> [The problem] Where a line contains the word "wyposażenia", copy that line in full.

Recorded data
((
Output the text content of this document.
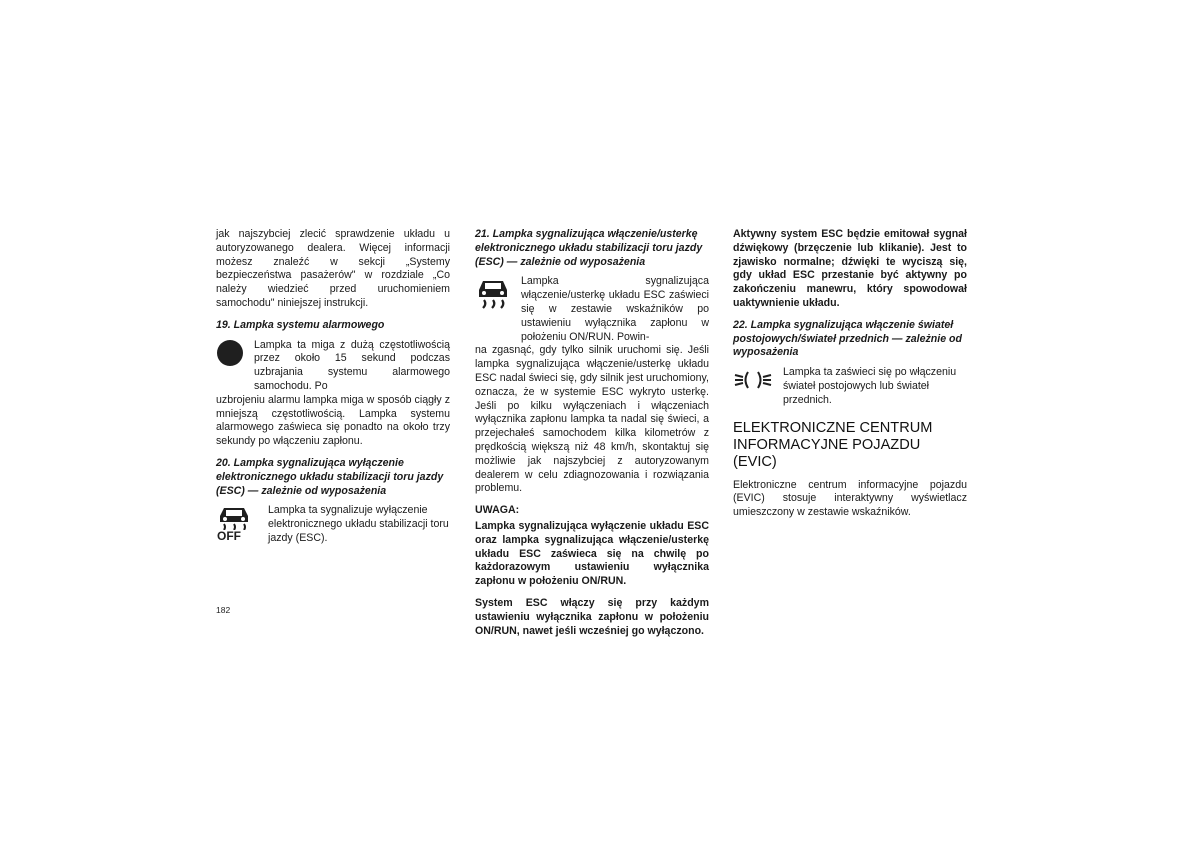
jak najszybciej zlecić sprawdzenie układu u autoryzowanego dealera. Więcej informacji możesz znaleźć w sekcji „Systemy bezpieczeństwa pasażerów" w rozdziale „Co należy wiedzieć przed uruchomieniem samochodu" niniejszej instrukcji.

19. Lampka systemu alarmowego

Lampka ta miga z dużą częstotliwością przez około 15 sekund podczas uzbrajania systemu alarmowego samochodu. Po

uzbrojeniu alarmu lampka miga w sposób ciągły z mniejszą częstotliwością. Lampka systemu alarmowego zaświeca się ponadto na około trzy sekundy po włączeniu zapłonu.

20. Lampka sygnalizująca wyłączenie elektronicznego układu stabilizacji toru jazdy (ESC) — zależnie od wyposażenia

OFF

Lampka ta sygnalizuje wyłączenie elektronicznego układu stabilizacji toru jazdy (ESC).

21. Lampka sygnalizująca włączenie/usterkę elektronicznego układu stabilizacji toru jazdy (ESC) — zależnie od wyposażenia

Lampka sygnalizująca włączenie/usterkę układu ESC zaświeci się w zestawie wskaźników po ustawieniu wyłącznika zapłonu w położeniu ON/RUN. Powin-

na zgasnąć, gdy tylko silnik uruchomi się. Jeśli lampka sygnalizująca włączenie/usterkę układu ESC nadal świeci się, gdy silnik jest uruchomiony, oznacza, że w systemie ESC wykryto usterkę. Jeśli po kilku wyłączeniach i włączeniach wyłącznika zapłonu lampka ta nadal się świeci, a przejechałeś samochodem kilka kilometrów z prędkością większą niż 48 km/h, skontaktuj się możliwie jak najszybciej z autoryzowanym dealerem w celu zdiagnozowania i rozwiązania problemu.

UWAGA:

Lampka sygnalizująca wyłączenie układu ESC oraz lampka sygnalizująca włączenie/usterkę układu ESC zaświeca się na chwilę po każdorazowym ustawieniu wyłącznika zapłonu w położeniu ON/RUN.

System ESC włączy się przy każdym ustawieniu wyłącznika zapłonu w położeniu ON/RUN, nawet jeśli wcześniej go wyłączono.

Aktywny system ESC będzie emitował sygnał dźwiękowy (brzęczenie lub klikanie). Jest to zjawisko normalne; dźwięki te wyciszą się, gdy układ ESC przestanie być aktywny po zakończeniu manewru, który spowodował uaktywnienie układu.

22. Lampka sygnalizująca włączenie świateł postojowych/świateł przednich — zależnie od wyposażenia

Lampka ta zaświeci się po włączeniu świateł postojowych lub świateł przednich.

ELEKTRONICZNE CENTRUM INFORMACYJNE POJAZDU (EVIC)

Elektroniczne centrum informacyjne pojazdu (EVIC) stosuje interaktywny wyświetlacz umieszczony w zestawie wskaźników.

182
))
> [Task result]
20. Lampka sygnalizująca wyłączenie elektronicznego układu stabilizacji toru jazdy (ESC) — zależnie od wyposażenia
21. Lampka sygnalizująca włączenie/usterkę elektronicznego układu stabilizacji toru jazdy (ESC) — zależnie od wyposażenia
22. Lampka sygnalizująca włączenie świateł postojowych/świateł przednich — zależnie od wyposażenia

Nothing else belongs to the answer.